Liste des tâches:
[A] Relevez tous les montants en dollars mentionnés dans l'article sur le recours collectif contre Nike.
[B] Rédigez la suite de l'article sur le recours collectif contre Nike à partir de sa dernière phrase.

Texte fourni:
^^^^^^^^^^^^^^^^
Un recours collectif déposé devant un tribunal fédéral de Portland, dans l'Oregon, allègue que Nike Inc. cherche injustement à empocher environ 1 milliard de dollars de remboursements de tarifs douaniers après avoir déjà répercuté ces coûts sur les consommateurs par des hausses de prix sur ses chaussures et ses vêtements.
« Nike n'a pris aucun engagement juridiquement contraignant de restituer les surprimes liées aux tarifs aux consommateurs qui les ont réellement payées », indique la plainte. « À moins d'en être empêché par ce tribunal, Nike est en mesure de récupérer deux fois les mêmes paiements de tarifs : une fois auprès des consommateurs via des prix plus élevés et une seconde fois auprès du gouvernement fédéral via des remboursements de tarifs. »
La plainte affirme que le géant du sportswear a augmenté ses prix — de 5 à 10 dollars pour les chaussures et de 2 à 10 dollars pour les vêtements — afin de compenser le coût des droits d'importation imposés sous l'administration Trump en vertu de l'International Emergency Economic Powers Act (IEEPA). Suite à une décision de la Cour suprême du 20 février jugeant ces tarifs illégaux, le service des douanes et de la protection des frontières des États-Unis a mis en place un portail permettant aux entreprises de demander des remboursements, les premiers paiements étant attendus dès le mois de juin.
^^^^^^^^^^^^^^^^
Données sources:
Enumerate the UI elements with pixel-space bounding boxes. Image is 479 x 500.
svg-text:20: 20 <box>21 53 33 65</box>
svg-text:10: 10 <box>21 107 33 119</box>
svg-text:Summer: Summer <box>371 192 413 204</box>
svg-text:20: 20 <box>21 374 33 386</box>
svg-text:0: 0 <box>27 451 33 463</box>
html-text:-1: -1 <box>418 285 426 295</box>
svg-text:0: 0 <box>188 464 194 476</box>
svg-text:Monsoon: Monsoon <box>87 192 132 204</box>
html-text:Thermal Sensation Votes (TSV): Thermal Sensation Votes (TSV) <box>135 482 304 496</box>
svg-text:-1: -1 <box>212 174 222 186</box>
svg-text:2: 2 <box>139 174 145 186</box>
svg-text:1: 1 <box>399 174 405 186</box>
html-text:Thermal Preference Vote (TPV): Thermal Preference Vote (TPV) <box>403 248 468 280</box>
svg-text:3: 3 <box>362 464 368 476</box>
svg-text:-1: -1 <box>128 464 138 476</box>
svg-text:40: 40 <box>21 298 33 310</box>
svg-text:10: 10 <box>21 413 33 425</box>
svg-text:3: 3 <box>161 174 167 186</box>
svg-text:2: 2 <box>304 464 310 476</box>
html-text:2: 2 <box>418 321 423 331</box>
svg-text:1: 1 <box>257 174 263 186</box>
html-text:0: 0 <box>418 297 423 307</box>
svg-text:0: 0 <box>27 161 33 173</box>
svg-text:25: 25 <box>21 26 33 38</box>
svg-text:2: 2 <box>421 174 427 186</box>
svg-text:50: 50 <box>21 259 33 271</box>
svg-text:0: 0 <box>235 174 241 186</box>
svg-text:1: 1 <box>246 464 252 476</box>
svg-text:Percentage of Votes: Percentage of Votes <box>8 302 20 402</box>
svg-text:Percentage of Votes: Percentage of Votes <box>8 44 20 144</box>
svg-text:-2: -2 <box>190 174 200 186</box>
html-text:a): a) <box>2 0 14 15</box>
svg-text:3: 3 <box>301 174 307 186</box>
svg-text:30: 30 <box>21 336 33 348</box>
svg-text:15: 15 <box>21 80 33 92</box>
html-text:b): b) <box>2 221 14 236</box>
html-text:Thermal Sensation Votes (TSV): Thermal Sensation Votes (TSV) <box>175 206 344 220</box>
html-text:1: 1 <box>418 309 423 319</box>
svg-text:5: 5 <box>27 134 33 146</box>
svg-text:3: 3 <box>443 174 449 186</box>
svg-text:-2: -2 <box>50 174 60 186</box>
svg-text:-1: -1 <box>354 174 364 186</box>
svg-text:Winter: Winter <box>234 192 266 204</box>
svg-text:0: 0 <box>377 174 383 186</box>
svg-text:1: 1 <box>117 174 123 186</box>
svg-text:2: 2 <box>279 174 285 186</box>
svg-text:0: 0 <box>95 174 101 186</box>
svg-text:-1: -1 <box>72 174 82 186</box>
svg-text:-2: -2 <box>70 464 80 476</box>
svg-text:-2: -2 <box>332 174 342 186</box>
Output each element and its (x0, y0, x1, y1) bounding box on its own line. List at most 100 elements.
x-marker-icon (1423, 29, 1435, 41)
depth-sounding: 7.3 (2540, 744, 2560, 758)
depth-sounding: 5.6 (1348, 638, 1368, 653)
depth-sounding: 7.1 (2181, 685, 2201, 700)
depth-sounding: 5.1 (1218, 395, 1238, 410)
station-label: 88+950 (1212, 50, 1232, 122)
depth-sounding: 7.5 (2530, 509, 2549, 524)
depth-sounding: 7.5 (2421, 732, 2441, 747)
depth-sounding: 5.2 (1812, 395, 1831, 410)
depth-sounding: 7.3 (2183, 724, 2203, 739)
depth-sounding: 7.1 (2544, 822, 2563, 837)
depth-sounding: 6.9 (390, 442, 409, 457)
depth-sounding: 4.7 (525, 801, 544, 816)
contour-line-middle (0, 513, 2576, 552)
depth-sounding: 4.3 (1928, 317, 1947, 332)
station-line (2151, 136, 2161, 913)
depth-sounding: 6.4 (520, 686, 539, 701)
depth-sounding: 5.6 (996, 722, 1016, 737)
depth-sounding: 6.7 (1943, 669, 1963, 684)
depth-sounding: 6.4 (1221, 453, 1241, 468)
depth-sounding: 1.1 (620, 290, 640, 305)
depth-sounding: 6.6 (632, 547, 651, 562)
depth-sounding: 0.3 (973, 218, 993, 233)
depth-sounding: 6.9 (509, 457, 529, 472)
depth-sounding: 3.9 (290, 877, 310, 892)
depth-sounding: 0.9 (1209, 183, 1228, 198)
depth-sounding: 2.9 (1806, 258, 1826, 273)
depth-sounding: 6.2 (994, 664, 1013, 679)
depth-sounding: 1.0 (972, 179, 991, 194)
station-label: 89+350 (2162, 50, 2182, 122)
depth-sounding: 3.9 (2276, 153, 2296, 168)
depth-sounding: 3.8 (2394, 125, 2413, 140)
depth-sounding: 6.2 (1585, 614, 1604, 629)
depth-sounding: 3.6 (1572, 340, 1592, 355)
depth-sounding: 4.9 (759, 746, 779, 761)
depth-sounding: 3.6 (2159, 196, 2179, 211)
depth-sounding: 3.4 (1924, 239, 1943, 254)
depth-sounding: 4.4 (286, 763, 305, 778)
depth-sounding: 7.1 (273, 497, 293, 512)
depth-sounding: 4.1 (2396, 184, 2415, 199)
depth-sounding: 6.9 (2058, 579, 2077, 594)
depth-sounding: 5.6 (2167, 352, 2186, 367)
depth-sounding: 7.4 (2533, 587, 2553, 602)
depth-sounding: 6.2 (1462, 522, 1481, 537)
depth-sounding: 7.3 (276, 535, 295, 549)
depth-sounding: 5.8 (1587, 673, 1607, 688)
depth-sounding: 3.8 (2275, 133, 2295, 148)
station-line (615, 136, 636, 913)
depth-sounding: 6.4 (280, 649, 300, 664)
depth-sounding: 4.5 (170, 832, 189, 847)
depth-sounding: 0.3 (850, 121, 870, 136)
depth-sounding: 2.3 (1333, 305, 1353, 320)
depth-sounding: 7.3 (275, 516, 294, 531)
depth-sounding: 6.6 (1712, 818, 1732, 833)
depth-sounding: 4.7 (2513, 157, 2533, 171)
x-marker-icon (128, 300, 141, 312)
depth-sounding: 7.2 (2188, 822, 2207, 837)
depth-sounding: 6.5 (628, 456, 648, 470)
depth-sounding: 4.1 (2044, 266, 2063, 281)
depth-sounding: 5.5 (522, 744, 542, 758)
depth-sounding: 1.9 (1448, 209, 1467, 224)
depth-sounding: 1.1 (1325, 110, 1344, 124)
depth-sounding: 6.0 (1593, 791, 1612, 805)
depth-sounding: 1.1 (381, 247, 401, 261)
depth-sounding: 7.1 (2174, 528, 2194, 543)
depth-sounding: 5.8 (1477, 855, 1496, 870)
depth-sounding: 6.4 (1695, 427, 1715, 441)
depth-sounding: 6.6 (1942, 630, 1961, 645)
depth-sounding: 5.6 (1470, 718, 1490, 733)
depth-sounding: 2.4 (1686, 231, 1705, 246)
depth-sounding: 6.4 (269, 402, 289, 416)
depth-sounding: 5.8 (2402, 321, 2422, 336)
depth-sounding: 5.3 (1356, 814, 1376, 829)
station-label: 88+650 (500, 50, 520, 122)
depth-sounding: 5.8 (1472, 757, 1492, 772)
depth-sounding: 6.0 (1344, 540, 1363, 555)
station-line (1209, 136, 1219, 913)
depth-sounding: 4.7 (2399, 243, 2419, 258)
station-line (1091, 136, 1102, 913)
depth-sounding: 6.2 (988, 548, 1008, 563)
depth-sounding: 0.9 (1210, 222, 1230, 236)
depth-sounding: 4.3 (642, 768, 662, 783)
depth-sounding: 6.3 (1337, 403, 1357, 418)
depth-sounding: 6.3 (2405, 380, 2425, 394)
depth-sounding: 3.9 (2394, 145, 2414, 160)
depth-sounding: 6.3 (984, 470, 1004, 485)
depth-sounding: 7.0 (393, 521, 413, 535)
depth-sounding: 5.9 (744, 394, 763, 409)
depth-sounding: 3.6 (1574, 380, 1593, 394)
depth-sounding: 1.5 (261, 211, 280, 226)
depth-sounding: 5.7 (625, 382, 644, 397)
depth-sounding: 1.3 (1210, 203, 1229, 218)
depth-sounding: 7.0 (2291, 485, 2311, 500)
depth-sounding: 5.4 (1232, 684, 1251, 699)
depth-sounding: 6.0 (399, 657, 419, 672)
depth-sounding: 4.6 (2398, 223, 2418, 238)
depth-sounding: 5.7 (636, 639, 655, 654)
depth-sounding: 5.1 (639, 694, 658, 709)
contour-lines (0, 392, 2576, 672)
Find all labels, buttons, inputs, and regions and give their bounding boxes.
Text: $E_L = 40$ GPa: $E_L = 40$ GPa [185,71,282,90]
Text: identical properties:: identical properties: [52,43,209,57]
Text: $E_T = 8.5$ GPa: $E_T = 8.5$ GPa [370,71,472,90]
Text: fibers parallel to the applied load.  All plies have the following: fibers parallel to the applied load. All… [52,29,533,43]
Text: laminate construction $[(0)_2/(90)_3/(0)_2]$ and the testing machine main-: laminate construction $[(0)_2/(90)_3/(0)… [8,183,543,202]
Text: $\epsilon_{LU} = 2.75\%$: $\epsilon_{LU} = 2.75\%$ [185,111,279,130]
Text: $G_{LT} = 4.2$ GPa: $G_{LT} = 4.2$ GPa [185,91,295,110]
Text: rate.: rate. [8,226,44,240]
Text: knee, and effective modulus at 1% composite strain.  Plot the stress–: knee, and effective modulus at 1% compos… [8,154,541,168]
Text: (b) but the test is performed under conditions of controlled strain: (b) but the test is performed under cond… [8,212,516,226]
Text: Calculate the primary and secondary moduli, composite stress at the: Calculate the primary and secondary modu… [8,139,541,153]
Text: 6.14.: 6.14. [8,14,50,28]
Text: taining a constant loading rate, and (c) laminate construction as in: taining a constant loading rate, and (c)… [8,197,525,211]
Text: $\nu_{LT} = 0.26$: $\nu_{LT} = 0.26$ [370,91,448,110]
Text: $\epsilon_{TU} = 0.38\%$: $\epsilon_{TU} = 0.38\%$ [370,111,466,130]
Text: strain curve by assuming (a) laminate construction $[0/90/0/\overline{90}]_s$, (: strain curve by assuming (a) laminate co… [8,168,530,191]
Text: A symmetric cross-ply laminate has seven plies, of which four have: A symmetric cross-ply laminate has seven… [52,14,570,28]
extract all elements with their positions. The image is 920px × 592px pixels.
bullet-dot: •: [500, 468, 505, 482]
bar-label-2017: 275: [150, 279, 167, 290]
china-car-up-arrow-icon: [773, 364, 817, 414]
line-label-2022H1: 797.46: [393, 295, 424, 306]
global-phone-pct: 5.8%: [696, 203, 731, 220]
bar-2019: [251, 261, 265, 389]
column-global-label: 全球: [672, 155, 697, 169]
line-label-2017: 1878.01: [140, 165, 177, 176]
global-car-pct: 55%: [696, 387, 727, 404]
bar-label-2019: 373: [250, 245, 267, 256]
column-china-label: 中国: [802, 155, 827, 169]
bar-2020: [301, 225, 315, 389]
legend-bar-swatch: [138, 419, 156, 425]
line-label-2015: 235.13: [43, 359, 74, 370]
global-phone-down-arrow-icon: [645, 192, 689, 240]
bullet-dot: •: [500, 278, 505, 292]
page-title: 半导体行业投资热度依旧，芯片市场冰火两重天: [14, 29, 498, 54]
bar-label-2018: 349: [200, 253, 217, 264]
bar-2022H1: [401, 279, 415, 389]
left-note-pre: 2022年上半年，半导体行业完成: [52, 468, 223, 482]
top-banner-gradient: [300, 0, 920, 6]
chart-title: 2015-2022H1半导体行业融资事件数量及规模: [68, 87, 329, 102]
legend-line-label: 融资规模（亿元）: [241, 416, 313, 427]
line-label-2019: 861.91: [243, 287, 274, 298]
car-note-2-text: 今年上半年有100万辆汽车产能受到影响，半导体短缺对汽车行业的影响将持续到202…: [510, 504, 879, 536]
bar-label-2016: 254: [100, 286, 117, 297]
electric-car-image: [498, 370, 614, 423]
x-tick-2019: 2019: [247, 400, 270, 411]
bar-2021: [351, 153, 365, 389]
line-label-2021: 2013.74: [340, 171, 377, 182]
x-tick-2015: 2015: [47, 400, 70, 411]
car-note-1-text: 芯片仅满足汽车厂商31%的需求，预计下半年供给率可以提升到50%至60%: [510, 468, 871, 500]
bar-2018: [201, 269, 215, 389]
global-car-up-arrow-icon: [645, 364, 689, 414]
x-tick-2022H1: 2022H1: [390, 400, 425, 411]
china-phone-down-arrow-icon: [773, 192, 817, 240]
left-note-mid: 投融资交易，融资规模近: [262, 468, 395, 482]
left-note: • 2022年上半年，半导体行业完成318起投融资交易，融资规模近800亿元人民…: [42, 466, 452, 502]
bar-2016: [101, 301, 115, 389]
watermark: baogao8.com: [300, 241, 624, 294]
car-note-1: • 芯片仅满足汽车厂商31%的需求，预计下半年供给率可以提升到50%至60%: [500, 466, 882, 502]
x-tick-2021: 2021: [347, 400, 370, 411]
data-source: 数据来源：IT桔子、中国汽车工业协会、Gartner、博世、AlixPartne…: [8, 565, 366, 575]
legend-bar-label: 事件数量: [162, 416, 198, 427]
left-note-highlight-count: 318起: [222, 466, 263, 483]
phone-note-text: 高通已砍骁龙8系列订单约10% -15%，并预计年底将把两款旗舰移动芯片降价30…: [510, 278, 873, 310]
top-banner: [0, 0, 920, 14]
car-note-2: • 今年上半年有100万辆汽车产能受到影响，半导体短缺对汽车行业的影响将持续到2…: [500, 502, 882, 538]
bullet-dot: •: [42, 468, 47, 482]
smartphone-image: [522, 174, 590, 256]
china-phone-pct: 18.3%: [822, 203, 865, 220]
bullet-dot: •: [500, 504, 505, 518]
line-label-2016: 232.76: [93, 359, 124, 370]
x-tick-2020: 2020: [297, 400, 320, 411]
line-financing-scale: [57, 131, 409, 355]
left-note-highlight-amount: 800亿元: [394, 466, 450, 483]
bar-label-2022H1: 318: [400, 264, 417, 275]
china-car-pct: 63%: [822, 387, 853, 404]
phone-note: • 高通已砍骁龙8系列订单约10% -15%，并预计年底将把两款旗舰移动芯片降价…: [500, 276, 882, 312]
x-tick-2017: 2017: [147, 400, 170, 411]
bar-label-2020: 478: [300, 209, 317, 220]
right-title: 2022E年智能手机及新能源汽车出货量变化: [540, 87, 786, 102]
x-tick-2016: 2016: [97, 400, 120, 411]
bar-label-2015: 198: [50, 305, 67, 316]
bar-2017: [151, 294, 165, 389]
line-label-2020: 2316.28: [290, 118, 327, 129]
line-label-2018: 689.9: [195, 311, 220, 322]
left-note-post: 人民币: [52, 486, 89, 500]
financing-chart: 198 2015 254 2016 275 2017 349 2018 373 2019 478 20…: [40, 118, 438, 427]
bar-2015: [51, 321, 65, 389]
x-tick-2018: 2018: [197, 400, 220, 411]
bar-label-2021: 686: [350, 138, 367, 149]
^^^^^^^^^^^^^^^^
Réponses par point:
[A]
- environ 1 milliard de dollars
- de 5 à 10 dollars
- de 2 à 10 dollars

[B]
L'enjeu est ce que les plaignants appellent un « double recouvrement » pour le détaillant. Nike, qui n'a pas commenté publiquement la plainte, avait précédemment déclaré avoir payé environ 1 milliard de dollars au titre de ces tarifs. La plainte soutient que si l'entreprise reçoit un remboursement gouvernemental sans rembourser ses clients, elle aura effectivement été payée deux fois pour la même dépense, augmentant ainsi ses bénéfices aux dépens des consommateurs.
L'action en justice contre Nike s'inscrit dans une vague de poursuites similaires intentées par des consommateurs contre de grands détaillants. Costco Wholesale Corp. et Lululemon Athletica Inc. font également l'objet de plaintes en recours collectif formulant des allégations analogues d'enrichissement sans cause provenant des remboursements de tarifs. Alors que la plupart des entreprises sont restées silencieuses sur la question de savoir si elles reverseraient les remboursements aux clients, des géants du transport comme FedEx et UPS se sont engagés à restituer les fonds pour les expéditions où ils ont agi en tant qu'importateur officiel.
Lors d'une conférence téléphonique sur les résultats en mars, les dirigeants de Nike ont noté qu'ils s'attendaient à ce que l'impact des tarifs sur les marges brutes prenne fin d'ici le trimestre fiscal se terminant en août 2026. Le recours collectif demande l'intervention du tribunal pour empêcher Nike de conserver à la fois les hausses de prix et les remboursements fédéraux, une affaire qui pourrait créer un précédent important sur la manière dont les détaillants gèrent de tels remboursements.